• _Stored entries_
## Begin

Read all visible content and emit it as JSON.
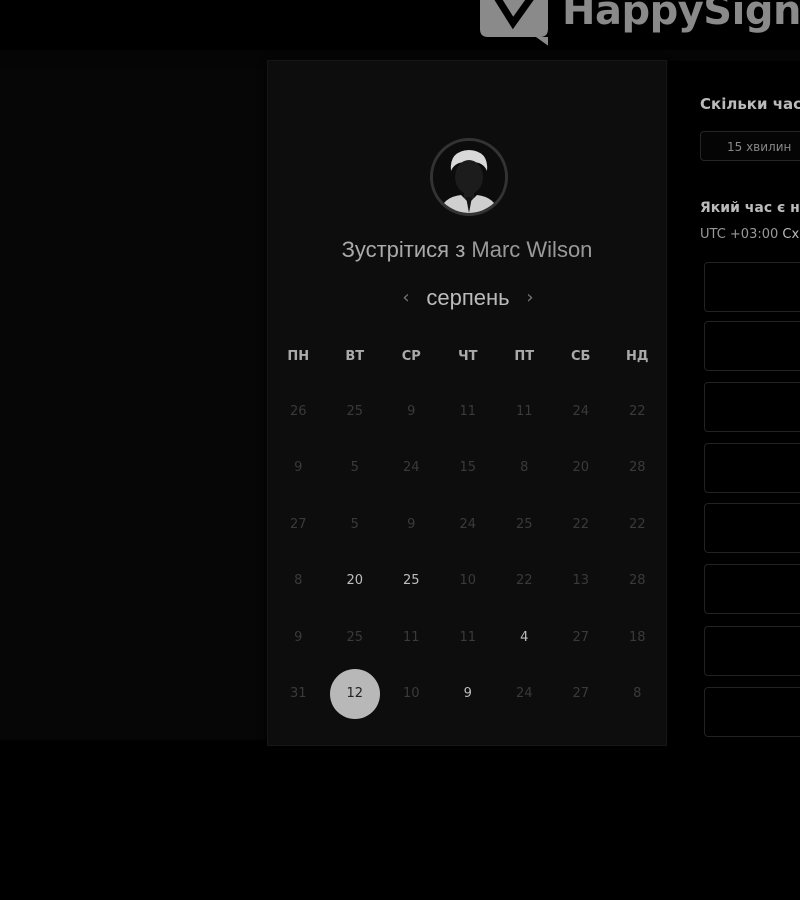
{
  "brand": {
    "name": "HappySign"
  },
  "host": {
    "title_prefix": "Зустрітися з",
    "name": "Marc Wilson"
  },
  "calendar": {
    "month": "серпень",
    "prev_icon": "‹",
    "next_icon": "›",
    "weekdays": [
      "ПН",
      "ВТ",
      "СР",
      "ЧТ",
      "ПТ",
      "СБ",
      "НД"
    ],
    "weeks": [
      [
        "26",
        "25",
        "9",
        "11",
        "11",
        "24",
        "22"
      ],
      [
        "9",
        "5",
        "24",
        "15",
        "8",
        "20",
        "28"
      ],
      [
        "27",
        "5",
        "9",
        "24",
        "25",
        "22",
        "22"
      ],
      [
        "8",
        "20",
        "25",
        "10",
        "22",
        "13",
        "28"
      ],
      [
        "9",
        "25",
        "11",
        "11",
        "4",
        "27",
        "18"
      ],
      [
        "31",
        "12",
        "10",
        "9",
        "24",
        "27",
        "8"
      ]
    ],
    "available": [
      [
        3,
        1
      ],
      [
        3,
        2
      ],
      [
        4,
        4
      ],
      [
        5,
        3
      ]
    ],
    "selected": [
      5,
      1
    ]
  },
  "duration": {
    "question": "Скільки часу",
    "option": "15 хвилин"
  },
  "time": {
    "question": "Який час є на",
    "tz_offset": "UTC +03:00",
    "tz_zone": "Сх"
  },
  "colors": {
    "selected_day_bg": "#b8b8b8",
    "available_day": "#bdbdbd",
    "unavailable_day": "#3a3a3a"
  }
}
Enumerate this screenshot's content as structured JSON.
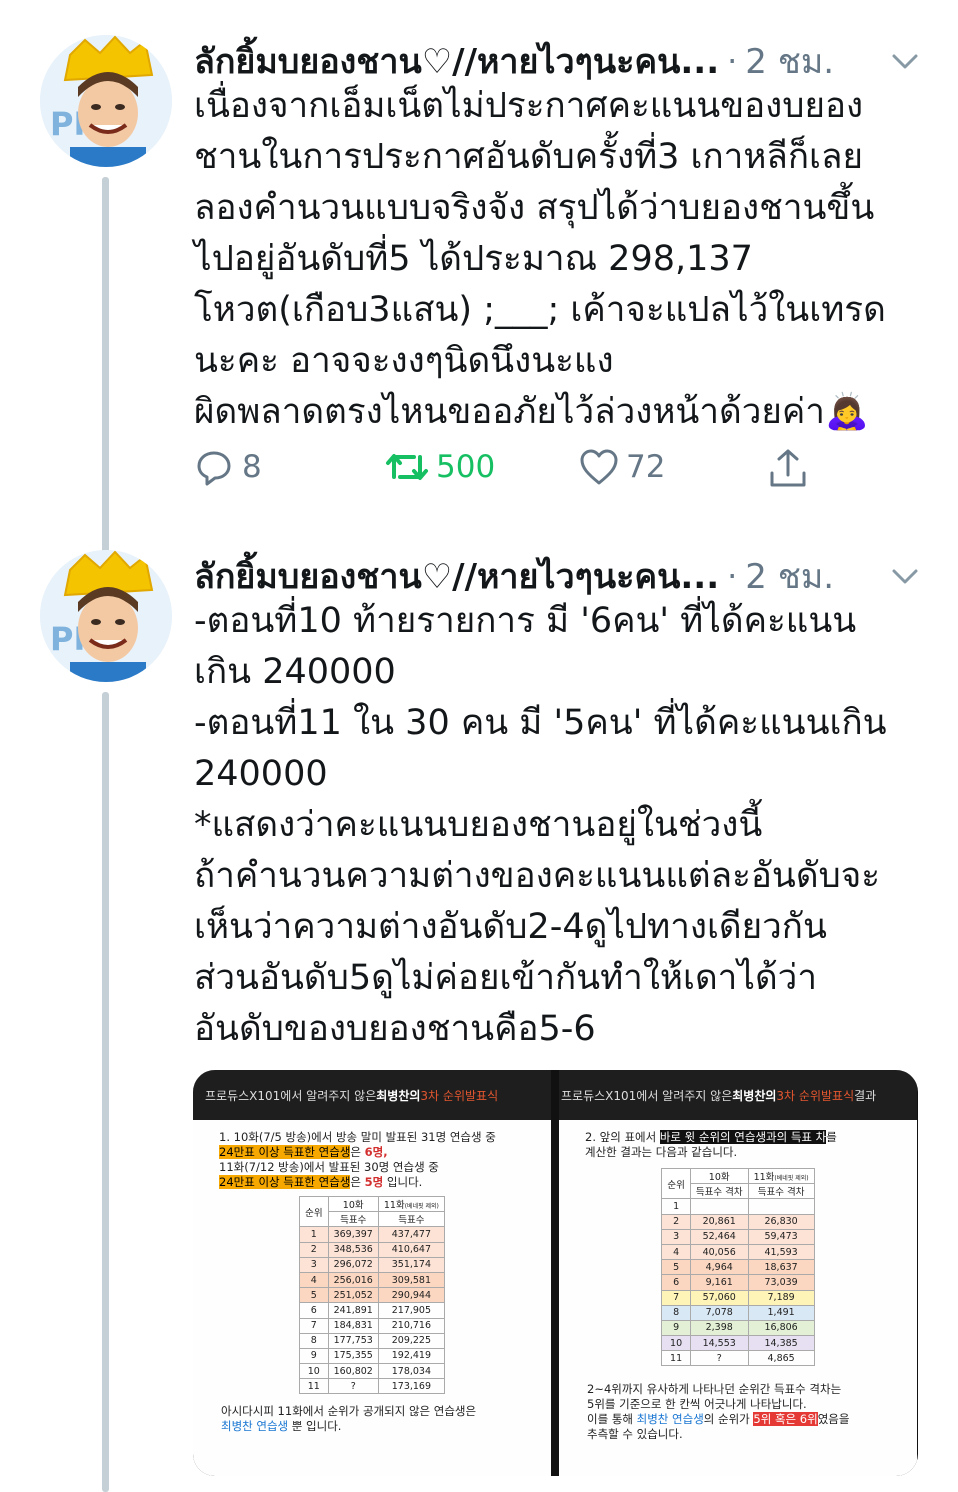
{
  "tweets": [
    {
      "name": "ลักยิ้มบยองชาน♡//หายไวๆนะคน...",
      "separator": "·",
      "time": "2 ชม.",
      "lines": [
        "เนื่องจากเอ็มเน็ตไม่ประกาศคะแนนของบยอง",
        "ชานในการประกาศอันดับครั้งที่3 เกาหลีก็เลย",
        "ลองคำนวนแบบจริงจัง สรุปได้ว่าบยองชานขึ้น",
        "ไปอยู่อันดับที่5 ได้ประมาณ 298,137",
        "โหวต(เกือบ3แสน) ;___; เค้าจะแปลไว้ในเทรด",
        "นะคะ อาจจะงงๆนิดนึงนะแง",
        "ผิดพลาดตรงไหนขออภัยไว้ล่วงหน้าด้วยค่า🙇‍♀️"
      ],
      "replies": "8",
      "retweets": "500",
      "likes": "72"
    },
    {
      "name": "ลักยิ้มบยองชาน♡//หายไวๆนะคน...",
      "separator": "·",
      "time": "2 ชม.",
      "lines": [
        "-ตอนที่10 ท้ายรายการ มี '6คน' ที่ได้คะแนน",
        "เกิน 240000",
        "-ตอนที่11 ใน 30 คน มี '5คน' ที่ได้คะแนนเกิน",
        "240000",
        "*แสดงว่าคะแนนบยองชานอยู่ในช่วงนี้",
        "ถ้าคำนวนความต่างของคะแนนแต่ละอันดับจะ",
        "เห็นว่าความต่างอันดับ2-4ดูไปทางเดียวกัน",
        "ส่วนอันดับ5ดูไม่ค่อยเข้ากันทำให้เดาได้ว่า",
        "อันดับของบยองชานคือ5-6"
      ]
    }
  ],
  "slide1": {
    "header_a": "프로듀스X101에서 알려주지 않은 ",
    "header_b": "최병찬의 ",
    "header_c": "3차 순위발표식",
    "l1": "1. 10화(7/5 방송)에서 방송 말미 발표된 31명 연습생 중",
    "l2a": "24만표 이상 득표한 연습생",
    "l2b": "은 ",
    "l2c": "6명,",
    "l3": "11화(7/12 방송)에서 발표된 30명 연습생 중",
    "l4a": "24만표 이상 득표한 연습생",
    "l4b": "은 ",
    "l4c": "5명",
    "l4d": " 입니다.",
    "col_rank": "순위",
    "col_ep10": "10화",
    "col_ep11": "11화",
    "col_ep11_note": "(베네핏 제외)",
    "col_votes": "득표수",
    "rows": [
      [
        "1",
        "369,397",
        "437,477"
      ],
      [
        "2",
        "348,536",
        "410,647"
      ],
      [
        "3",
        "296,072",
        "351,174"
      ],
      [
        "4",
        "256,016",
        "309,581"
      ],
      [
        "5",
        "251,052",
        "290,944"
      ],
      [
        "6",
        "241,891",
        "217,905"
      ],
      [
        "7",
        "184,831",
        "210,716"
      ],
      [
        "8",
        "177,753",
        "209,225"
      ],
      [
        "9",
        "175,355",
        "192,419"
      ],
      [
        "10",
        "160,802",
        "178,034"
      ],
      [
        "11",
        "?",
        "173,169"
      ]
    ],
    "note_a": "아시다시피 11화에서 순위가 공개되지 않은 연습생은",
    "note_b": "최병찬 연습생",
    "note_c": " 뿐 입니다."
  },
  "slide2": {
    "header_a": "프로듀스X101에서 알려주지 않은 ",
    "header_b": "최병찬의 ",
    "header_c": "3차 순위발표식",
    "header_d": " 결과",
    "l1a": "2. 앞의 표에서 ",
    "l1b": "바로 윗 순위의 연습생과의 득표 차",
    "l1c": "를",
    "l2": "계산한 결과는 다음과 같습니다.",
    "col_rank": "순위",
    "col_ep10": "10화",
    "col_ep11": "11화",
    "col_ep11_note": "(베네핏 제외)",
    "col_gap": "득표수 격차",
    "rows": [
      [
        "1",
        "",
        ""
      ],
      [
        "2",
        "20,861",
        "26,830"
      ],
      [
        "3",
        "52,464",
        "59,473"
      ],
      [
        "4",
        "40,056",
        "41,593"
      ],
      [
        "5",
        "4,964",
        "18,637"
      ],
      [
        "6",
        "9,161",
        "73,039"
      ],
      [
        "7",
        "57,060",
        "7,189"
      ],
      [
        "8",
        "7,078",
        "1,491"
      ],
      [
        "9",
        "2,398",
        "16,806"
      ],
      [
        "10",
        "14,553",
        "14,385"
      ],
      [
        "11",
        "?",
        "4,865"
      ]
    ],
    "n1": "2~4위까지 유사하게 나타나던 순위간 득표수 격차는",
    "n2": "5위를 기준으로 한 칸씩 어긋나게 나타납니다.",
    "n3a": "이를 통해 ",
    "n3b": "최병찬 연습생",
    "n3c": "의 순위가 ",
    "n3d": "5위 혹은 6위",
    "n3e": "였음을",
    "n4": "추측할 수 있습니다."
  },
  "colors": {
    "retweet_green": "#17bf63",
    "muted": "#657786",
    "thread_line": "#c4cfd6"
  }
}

## End
## Begin

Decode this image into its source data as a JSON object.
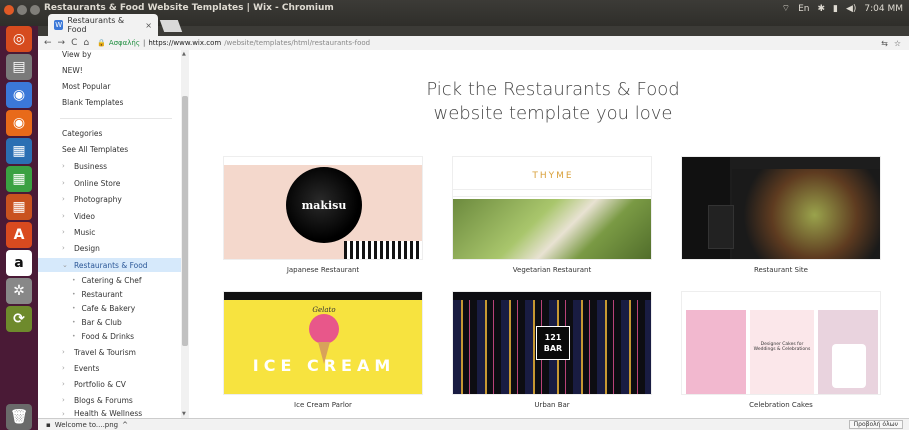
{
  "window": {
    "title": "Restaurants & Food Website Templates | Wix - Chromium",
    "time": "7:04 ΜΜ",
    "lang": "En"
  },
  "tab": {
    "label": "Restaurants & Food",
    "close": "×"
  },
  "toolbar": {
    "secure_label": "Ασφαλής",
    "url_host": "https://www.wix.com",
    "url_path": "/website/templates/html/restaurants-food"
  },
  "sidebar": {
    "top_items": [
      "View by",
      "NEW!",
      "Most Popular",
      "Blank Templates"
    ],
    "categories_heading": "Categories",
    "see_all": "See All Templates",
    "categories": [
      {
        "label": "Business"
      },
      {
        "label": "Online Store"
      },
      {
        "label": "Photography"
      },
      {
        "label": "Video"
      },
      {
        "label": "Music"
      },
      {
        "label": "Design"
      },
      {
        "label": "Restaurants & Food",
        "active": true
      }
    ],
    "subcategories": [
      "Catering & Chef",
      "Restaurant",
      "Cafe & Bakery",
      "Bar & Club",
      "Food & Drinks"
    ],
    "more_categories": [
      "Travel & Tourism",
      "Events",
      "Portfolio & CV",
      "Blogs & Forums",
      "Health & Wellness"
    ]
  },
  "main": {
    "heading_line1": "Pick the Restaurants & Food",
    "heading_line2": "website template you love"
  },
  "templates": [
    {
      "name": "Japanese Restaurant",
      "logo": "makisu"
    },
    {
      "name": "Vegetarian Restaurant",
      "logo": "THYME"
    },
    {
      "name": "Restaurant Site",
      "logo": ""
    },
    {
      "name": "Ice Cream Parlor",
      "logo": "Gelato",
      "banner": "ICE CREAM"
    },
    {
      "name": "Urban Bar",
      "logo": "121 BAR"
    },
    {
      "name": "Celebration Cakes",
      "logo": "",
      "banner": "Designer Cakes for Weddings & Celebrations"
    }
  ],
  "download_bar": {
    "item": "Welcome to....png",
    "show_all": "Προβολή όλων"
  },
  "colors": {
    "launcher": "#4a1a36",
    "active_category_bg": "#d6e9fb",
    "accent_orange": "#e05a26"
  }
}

## End
## Begin

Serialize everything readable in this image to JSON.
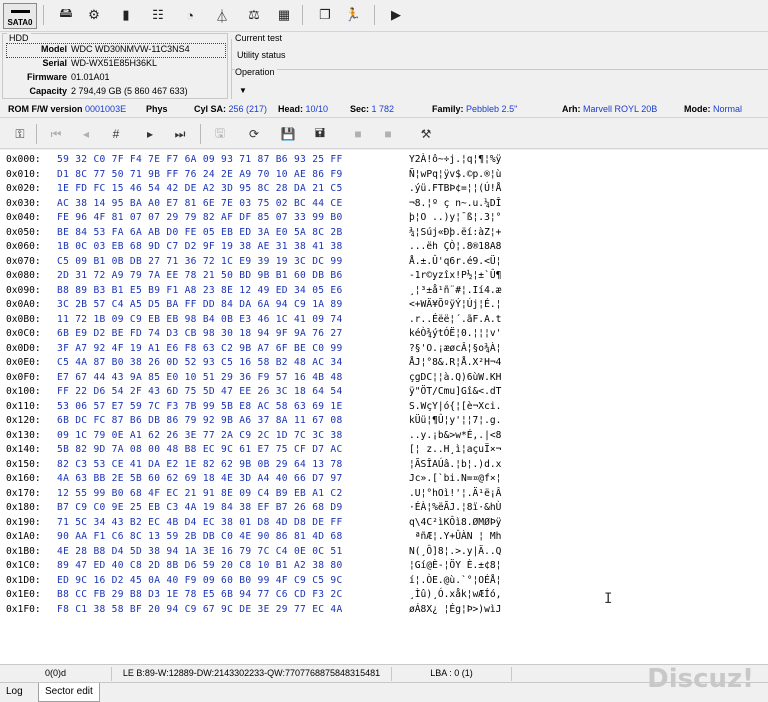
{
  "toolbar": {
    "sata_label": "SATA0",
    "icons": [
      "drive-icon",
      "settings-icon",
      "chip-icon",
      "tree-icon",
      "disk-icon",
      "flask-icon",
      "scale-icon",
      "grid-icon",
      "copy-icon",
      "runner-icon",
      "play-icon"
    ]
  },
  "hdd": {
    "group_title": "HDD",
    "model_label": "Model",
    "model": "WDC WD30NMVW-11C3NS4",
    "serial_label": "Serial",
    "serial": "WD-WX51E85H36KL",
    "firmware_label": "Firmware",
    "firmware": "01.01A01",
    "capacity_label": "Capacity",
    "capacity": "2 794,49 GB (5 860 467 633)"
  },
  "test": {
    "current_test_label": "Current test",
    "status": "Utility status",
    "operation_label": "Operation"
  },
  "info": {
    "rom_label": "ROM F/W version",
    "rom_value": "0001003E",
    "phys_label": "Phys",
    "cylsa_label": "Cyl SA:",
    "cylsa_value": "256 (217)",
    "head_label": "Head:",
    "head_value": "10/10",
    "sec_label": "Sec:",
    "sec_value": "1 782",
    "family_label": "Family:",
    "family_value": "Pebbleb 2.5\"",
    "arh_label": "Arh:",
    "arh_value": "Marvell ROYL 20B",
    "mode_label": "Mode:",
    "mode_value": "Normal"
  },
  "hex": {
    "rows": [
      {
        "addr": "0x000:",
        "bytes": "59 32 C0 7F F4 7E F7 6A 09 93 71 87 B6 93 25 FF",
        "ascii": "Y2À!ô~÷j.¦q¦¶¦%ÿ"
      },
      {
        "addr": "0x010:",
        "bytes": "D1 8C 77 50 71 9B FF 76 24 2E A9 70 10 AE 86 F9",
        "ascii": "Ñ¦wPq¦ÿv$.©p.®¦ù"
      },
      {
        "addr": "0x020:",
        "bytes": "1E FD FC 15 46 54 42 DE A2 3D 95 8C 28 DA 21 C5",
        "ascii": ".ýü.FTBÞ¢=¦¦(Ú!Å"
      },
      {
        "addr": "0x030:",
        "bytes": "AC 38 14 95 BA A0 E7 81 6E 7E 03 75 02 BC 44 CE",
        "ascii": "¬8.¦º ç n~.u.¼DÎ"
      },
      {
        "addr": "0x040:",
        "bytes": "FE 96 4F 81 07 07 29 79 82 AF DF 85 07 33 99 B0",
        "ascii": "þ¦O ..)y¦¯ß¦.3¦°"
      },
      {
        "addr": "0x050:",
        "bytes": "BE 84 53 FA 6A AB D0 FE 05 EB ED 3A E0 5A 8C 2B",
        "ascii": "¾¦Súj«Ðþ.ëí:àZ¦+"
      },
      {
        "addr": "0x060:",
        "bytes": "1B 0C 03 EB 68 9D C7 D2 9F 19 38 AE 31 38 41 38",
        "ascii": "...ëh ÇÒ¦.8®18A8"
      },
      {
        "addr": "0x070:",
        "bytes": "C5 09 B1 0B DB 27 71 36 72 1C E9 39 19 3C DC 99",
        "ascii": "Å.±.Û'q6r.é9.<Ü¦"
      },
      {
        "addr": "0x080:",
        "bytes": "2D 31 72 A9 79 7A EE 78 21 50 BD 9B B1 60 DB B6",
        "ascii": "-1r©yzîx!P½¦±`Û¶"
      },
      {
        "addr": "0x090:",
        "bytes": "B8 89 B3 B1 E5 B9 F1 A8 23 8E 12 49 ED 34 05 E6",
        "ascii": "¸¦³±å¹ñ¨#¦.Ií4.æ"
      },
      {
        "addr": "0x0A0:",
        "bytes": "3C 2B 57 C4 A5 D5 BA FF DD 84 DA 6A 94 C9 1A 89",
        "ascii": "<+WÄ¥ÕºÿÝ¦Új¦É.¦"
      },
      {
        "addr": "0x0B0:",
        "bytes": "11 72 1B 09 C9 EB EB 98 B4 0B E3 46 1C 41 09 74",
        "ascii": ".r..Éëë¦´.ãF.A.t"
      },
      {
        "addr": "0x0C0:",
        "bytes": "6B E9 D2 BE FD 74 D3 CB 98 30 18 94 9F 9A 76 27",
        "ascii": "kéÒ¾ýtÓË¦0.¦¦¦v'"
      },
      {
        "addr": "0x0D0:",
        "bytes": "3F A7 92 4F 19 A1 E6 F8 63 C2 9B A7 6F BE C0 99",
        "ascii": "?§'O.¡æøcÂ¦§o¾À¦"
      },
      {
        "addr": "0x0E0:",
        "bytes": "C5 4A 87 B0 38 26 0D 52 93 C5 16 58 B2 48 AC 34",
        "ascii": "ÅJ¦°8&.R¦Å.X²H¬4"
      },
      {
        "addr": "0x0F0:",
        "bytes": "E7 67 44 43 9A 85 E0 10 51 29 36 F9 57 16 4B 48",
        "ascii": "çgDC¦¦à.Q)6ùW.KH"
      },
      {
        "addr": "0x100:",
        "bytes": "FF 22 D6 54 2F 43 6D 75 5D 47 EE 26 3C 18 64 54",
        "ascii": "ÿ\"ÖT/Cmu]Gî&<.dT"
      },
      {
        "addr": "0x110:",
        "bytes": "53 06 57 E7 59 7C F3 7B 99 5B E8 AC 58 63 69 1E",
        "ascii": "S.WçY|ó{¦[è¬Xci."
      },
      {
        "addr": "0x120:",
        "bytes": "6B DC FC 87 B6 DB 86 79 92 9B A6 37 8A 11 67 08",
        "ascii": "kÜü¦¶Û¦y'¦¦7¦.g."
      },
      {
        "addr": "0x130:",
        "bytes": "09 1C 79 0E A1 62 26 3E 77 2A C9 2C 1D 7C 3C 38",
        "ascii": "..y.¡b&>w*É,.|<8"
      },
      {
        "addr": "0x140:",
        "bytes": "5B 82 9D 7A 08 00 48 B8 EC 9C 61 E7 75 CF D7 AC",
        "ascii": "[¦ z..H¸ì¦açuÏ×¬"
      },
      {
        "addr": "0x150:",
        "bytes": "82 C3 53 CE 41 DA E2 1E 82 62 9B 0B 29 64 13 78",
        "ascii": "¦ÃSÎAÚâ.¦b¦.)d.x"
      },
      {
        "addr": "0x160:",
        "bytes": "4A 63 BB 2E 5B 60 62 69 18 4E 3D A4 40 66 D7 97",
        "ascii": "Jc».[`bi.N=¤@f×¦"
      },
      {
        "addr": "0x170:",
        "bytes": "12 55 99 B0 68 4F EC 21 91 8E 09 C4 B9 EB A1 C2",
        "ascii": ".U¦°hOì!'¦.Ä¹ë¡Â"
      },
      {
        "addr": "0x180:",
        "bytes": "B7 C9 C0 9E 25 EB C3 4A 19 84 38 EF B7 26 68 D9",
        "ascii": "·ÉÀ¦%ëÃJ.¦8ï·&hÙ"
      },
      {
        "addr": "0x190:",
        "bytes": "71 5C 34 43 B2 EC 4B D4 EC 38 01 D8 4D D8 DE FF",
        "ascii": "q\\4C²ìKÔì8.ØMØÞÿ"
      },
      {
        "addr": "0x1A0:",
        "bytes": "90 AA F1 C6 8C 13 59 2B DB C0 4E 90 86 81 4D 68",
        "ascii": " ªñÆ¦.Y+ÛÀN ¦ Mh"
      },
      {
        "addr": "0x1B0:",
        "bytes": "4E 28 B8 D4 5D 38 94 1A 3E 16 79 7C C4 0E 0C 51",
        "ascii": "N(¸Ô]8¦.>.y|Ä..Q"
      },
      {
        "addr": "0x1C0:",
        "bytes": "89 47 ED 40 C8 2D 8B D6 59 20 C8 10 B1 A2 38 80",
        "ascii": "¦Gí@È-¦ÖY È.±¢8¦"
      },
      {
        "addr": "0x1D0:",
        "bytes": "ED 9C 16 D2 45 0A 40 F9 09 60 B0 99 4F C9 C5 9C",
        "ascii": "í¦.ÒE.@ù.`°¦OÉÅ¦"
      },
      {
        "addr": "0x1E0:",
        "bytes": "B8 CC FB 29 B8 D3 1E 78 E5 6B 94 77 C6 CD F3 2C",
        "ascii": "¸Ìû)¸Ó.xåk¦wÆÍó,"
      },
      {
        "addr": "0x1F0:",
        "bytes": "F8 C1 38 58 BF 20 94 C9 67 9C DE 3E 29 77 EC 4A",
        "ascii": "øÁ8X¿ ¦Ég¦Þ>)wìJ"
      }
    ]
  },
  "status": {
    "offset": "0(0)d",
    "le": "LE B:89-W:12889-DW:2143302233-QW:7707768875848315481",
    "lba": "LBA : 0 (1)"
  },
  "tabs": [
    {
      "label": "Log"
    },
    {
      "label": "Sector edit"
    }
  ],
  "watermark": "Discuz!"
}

## End

• _Aim of the exercise_
Copy all lines from the entries that contain the word "banner".

• _The output_
      "banner": "ICE CREAM"
      "banner": "Designer Cakes for Weddings & Celebrations"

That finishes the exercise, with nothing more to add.